## What to do
Extract the line that contains "Convert this screenshot" and every line after it to the end of the records below, exactly as written and nothing else.

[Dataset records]

Start

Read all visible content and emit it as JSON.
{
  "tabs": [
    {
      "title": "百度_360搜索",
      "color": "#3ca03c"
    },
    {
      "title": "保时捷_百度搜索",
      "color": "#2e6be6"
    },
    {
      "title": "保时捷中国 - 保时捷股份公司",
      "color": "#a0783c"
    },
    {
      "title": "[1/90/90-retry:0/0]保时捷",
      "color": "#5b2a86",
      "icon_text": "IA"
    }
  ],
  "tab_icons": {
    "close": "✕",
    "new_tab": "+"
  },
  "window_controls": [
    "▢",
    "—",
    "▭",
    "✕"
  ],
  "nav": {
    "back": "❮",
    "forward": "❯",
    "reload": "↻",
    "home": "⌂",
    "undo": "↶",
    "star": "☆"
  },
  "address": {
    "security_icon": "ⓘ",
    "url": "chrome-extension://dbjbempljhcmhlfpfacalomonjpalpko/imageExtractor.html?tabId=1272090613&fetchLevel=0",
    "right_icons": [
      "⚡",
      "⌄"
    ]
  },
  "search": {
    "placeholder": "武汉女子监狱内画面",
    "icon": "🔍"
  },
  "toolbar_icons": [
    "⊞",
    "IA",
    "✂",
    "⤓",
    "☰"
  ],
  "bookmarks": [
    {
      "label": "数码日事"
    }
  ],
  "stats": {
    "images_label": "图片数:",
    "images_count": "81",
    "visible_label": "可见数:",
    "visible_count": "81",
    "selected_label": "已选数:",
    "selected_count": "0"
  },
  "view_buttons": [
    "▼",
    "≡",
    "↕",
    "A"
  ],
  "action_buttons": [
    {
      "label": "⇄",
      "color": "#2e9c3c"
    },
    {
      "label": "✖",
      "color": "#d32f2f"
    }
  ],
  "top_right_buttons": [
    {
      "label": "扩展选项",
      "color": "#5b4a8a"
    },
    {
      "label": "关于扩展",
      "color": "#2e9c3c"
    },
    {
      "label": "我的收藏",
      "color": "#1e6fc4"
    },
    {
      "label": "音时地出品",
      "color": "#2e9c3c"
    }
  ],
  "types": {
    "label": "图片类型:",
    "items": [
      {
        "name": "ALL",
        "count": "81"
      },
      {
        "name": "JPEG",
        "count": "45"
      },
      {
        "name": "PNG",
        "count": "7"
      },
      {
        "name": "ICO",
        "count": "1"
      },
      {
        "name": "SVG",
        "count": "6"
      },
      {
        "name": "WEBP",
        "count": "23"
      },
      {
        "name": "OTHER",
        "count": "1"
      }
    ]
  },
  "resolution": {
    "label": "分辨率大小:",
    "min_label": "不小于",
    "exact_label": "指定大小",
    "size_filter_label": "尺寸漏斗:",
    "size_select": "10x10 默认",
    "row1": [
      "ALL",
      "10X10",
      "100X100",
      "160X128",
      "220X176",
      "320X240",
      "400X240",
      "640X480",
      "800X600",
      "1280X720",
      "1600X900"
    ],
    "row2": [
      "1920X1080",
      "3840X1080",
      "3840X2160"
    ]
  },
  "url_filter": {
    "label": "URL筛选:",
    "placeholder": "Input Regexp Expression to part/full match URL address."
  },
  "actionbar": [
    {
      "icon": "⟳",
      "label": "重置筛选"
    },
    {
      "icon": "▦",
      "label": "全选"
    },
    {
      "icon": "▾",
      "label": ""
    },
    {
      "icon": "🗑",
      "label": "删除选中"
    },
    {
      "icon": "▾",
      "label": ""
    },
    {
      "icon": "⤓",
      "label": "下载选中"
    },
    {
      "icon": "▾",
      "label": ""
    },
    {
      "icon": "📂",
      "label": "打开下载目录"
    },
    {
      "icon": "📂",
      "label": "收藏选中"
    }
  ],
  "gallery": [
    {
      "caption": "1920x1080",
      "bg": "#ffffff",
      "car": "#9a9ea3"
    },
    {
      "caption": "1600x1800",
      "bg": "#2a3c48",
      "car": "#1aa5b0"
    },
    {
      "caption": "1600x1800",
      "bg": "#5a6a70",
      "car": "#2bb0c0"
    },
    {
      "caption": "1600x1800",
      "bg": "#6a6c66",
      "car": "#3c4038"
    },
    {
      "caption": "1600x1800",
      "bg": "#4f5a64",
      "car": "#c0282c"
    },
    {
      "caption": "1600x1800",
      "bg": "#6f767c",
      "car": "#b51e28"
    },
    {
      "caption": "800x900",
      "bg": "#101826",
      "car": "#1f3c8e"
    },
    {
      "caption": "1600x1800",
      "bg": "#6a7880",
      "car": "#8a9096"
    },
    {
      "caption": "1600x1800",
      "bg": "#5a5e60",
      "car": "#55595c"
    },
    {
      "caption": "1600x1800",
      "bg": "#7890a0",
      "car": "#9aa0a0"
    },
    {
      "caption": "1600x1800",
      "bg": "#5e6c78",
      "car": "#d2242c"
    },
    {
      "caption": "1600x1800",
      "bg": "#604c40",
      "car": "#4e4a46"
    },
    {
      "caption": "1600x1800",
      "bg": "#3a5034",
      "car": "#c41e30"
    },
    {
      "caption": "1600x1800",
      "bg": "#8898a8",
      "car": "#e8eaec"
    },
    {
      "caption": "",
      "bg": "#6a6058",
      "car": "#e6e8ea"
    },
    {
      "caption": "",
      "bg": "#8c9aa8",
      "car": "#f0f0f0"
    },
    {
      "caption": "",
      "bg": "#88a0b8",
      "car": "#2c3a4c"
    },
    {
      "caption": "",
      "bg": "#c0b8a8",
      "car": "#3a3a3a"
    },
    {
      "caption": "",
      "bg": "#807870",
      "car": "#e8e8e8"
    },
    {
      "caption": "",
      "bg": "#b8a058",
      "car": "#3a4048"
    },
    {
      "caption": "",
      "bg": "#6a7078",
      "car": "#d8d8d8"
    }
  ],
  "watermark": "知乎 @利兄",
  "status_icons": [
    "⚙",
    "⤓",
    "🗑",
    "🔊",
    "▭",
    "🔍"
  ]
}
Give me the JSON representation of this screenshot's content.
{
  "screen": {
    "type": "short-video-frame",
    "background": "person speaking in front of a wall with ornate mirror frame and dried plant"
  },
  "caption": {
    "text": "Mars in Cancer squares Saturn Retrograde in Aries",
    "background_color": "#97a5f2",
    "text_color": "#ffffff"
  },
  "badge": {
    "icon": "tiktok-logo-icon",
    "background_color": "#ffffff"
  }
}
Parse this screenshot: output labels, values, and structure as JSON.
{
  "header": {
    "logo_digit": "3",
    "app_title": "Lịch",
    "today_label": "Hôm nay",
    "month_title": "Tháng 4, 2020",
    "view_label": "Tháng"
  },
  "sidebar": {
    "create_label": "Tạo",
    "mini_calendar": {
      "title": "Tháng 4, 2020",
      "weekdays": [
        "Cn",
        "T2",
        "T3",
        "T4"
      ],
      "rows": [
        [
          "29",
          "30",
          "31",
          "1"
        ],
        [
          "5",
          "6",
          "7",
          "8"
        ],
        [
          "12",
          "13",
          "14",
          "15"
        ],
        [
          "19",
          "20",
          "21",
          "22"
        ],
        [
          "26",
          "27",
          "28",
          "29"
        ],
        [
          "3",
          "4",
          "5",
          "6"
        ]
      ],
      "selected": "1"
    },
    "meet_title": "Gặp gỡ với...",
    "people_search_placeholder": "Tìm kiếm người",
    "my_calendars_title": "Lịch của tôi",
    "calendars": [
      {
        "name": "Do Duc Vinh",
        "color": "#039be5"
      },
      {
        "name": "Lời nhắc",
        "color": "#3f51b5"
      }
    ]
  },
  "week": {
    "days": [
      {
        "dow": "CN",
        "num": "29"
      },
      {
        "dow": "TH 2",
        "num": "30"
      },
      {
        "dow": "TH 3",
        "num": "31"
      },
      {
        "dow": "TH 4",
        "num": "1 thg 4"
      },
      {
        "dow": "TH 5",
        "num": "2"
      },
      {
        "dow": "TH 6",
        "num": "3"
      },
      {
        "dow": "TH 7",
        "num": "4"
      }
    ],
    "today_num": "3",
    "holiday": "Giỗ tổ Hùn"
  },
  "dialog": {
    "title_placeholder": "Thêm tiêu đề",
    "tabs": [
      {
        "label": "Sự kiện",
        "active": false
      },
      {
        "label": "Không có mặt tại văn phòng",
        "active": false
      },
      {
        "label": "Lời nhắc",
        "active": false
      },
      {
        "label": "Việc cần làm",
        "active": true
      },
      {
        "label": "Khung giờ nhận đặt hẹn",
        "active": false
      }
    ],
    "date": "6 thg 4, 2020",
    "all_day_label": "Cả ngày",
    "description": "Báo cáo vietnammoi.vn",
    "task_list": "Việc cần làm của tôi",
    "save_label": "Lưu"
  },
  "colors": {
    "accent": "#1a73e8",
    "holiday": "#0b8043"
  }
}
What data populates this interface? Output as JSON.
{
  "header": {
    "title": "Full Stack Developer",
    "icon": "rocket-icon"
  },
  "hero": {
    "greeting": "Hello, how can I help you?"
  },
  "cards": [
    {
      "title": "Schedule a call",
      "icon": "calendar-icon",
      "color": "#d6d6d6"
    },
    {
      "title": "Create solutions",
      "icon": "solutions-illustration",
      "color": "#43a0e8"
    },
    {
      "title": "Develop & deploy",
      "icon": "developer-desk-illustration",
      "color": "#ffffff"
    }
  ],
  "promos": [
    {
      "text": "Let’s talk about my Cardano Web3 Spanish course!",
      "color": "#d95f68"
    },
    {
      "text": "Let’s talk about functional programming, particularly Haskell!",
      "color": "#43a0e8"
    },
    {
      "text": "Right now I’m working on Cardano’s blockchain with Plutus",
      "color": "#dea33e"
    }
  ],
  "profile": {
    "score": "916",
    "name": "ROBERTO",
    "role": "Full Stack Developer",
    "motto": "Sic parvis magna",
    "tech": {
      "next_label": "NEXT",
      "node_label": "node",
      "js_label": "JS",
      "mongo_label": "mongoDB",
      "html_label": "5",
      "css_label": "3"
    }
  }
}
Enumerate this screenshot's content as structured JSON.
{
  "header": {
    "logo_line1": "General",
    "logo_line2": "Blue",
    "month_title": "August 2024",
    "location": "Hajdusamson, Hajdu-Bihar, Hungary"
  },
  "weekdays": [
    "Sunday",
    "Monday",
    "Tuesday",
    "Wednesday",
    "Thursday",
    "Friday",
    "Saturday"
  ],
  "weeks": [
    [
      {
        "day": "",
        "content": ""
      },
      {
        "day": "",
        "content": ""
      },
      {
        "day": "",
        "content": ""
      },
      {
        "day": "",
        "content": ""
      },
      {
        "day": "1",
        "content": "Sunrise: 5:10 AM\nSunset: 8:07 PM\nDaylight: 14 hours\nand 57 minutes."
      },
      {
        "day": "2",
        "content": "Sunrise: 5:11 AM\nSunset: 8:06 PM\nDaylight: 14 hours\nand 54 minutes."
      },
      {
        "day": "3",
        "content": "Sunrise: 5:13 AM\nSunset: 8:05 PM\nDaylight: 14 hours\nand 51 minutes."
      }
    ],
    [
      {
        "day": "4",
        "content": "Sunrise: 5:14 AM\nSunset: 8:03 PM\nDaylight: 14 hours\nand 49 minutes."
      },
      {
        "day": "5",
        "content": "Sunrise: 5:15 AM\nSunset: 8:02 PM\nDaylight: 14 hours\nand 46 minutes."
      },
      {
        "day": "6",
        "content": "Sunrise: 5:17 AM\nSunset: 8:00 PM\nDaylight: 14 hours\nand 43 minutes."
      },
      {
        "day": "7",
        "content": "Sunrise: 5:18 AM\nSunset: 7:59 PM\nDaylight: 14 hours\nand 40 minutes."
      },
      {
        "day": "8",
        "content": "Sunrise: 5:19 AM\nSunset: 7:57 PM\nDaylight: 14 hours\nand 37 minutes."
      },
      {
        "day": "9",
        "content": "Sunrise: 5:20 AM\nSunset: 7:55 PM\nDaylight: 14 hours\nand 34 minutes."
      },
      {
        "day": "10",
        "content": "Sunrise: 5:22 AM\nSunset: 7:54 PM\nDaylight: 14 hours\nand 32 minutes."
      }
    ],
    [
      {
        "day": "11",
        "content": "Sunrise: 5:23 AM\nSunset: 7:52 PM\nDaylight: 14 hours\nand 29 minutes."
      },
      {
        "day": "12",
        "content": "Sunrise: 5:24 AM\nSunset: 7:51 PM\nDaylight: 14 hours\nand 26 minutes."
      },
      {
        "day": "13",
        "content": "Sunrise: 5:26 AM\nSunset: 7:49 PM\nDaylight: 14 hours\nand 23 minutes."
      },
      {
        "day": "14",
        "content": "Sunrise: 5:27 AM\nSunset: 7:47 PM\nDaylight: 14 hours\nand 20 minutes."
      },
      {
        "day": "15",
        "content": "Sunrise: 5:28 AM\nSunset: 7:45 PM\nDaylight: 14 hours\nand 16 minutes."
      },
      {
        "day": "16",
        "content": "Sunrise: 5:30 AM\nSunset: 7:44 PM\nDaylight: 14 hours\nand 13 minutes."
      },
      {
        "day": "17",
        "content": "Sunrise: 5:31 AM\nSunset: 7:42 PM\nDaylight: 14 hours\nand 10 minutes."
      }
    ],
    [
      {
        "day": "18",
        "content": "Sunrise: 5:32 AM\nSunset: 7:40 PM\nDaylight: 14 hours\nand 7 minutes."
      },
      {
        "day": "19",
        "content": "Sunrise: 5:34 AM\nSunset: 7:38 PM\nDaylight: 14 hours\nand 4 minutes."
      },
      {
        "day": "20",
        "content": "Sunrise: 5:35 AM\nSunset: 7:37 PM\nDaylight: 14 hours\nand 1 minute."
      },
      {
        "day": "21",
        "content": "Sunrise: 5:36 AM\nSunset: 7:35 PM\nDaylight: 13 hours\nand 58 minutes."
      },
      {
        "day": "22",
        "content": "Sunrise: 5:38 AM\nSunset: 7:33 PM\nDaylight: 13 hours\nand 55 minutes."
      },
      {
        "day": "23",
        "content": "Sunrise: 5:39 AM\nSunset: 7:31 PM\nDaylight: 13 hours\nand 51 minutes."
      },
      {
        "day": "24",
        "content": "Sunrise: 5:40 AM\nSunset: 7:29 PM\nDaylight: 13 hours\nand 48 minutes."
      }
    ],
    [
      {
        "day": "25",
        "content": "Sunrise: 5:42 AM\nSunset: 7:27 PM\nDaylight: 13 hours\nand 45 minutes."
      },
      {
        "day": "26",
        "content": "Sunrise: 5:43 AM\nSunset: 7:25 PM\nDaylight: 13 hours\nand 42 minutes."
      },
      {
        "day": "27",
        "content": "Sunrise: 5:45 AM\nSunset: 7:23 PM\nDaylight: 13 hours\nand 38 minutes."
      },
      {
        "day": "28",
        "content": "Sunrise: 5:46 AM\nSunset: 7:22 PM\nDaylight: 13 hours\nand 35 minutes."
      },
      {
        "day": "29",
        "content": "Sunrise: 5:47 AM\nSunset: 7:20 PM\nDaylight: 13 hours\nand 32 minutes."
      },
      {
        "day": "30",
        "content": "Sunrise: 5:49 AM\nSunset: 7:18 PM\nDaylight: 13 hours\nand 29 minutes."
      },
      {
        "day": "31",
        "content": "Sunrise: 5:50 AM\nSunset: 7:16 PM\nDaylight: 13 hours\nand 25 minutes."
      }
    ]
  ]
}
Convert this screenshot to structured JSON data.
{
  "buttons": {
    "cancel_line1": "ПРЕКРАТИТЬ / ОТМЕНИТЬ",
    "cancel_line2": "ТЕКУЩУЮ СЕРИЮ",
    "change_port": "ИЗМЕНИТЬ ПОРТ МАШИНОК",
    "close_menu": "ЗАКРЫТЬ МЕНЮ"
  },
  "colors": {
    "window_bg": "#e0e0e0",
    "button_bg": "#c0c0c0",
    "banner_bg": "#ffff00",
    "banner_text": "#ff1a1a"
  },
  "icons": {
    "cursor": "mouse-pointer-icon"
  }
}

End

## In response
Convert this screenshot to structured JSON data.
{
  "buttons": {
    "cancel_line1": "ПРЕКРАТИТЬ / ОТМЕНИТЬ",
    "cancel_line2": "ТЕКУЩУЮ СЕРИЮ",
    "change_port": "ИЗМЕНИТЬ ПОРТ МАШИНОК",
    "close_menu": "ЗАКРЫТЬ МЕНЮ"
  },
  "colors": {
    "window_bg": "#e0e0e0",
    "button_bg": "#c0c0c0",
    "banner_bg": "#ffff00",
    "banner_text": "#ff1a1a"
  },
  "icons": {
    "cursor": "mouse-pointer-icon"
  }
}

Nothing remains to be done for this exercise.